What you should do: Output all of the entries exactly as written.

Material for this exercise:
_____
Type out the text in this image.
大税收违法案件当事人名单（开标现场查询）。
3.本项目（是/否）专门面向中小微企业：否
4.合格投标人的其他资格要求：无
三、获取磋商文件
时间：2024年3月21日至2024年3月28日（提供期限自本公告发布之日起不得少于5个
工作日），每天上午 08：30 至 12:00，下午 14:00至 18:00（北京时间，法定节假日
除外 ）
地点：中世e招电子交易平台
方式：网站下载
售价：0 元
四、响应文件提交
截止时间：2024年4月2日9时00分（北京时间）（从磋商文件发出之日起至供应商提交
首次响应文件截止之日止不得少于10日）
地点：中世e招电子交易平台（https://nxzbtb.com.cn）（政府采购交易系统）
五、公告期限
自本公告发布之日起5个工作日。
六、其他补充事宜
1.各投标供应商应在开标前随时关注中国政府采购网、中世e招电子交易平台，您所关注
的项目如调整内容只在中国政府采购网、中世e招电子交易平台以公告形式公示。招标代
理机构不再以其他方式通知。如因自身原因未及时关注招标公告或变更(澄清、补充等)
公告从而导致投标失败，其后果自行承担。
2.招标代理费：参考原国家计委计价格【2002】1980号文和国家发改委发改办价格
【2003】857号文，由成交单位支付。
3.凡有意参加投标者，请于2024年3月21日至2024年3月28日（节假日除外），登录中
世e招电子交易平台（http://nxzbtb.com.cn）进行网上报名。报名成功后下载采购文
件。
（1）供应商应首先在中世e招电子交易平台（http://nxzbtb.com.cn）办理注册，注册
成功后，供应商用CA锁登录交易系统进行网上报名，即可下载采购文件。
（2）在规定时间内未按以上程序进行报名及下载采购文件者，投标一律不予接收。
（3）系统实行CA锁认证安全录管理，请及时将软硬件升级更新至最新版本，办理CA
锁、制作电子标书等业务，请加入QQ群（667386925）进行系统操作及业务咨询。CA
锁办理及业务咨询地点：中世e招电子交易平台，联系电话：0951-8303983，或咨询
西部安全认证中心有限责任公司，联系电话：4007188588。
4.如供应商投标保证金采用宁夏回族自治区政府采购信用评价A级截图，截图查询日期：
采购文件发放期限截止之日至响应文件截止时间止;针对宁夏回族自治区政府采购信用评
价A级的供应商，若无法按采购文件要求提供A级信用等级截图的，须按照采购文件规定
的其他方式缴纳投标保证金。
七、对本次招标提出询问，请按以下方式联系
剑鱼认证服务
_____
Task result:
Type out the text in this image.
大税收违法案件当事人名单（开标现场查询）。
3.本项目（是/否）专门面向中小微企业：否
4.合格投标人的其他资格要求：无
三、获取磋商文件
时间：2024年3月21日至2024年3月28日（提供期限自本公告发布之日起不得少于5个
工作日），每天上午 08：30 至 12:00，下午 14:00至 18:00（北京时间，法定节假日
除外 ）
地点：中世e招电子交易平台
方式：网站下载
售价：0 元
四、响应文件提交
截止时间：2024年4月2日9时00分（北京时间）（从磋商文件发出之日起至供应商提交
首次响应文件截止之日止不得少于10日）
地点：中世e招电子交易平台（https://nxzbtb.com.cn）（政府采购交易系统）
五、公告期限
自本公告发布之日起5个工作日。
六、其他补充事宜
1.各投标供应商应在开标前随时关注中国政府采购网、中世e招电子交易平台，您所关注
的项目如调整内容只在中国政府采购网、中世e招电子交易平台以公告形式公示。招标代
理机构不再以其他方式通知。如因自身原因未及时关注招标公告或变更(澄清、补充等)
公告从而导致投标失败，其后果自行承担。
2.招标代理费：参考原国家计委计价格【2002】1980号文和国家发改委发改办价格
【2003】857号文，由成交单位支付。
3.凡有意参加投标者，请于2024年3月21日至2024年3月28日（节假日除外），登录中
世e招电子交易平台（http://nxzbtb.com.cn）进行网上报名。报名成功后下载采购文
件。
（1）供应商应首先在中世e招电子交易平台（http://nxzbtb.com.cn）办理注册，注册
成功后，供应商用CA锁登录交易系统进行网上报名，即可下载采购文件。
（2）在规定时间内未按以上程序进行报名及下载采购文件者，投标一律不予接收。
（3）系统实行CA锁认证安全录管理，请及时将软硬件升级更新至最新版本，办理CA
锁、制作电子标书等业务，请加入QQ群（667386925）进行系统操作及业务咨询。CA
锁办理及业务咨询地点：中世e招电子交易平台，联系电话：0951-8303983，或咨询
西部安全认证中心有限责任公司，联系电话：4007188588。
4.如供应商投标保证金采用宁夏回族自治区政府采购信用评价A级截图，截图查询日期：
采购文件发放期限截止之日至响应文件截止时间止;针对宁夏回族自治区政府采购信用评
价A级的供应商，若无法按采购文件要求提供A级信用等级截图的，须按照采购文件规定
的其他方式缴纳投标保证金。
七、对本次招标提出询问，请按以下方式联系
剑鱼认证服务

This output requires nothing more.